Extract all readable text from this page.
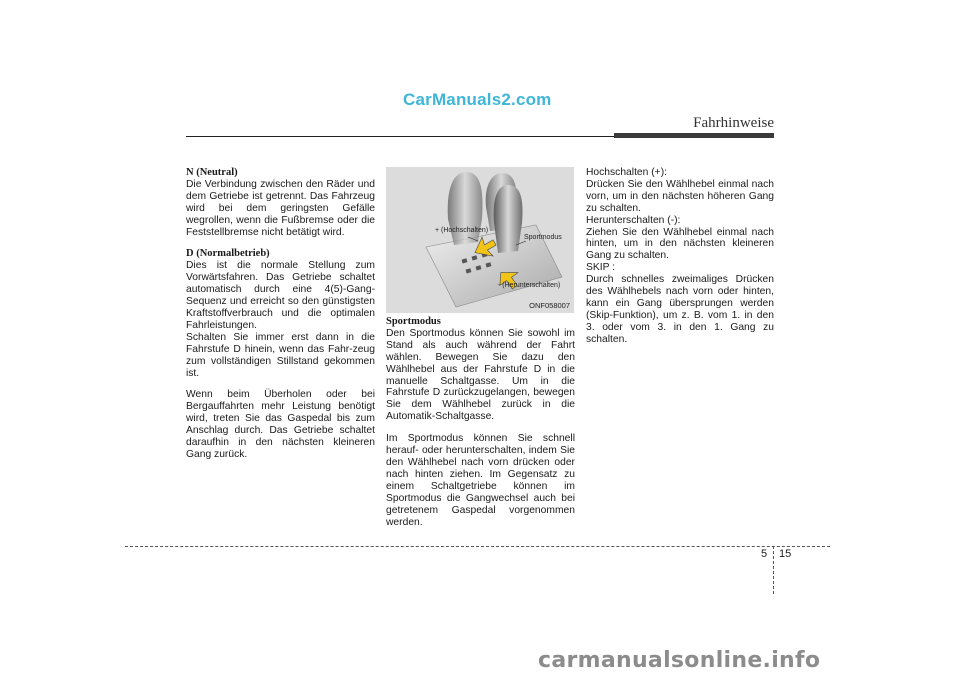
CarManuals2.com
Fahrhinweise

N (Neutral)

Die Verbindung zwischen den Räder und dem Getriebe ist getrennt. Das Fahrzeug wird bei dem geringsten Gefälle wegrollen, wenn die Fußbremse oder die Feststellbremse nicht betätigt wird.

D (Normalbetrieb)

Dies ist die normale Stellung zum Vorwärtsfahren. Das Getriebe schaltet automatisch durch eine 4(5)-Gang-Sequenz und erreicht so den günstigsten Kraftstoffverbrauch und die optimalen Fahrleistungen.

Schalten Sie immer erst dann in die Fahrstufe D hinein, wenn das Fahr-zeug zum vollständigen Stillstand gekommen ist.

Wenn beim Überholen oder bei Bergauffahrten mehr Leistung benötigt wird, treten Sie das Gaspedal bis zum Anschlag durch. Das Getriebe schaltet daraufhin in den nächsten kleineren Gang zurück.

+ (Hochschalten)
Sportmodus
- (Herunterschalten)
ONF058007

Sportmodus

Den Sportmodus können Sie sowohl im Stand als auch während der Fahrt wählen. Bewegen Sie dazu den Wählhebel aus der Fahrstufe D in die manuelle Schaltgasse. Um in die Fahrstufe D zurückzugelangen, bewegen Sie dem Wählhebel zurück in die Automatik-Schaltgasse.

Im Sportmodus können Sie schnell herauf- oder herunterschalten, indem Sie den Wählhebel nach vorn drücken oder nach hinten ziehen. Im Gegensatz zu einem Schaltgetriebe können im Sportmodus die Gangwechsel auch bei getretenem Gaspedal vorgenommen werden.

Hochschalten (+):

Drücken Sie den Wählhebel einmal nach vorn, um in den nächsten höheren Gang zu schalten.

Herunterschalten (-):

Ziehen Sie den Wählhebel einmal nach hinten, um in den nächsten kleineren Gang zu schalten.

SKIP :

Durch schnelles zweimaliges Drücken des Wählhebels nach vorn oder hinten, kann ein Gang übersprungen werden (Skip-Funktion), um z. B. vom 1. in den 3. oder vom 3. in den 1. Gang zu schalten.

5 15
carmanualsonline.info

--

## Task to complete:
Take every line of the material and copy it exactly, leaving out the pictures.

## Result below:
Extract all readable text from this page.
CarManuals2.com
Fahrhinweise

N (Neutral)

Die Verbindung zwischen den Räder und dem Getriebe ist getrennt. Das Fahrzeug wird bei dem geringsten Gefälle wegrollen, wenn die Fußbremse oder die Feststellbremse nicht betätigt wird.

D (Normalbetrieb)

Dies ist die normale Stellung zum Vorwärtsfahren. Das Getriebe schaltet automatisch durch eine 4(5)-Gang-Sequenz und erreicht so den günstigsten Kraftstoffverbrauch und die optimalen Fahrleistungen.

Schalten Sie immer erst dann in die Fahrstufe D hinein, wenn das Fahr-zeug zum vollständigen Stillstand gekommen ist.

Wenn beim Überholen oder bei Bergauffahrten mehr Leistung benötigt wird, treten Sie das Gaspedal bis zum Anschlag durch. Das Getriebe schaltet daraufhin in den nächsten kleineren Gang zurück.

+ (Hochschalten)
Sportmodus
- (Herunterschalten)
ONF058007

Sportmodus

Den Sportmodus können Sie sowohl im Stand als auch während der Fahrt wählen. Bewegen Sie dazu den Wählhebel aus der Fahrstufe D in die manuelle Schaltgasse. Um in die Fahrstufe D zurückzugelangen, bewegen Sie dem Wählhebel zurück in die Automatik-Schaltgasse.

Im Sportmodus können Sie schnell herauf- oder herunterschalten, indem Sie den Wählhebel nach vorn drücken oder nach hinten ziehen. Im Gegensatz zu einem Schaltgetriebe können im Sportmodus die Gangwechsel auch bei getretenem Gaspedal vorgenommen werden.

Hochschalten (+):

Drücken Sie den Wählhebel einmal nach vorn, um in den nächsten höheren Gang zu schalten.

Herunterschalten (-):

Ziehen Sie den Wählhebel einmal nach hinten, um in den nächsten kleineren Gang zu schalten.

SKIP :

Durch schnelles zweimaliges Drücken des Wählhebels nach vorn oder hinten, kann ein Gang übersprungen werden (Skip-Funktion), um z. B. vom 1. in den 3. oder vom 3. in den 1. Gang zu schalten.

5 15
carmanualsonline.info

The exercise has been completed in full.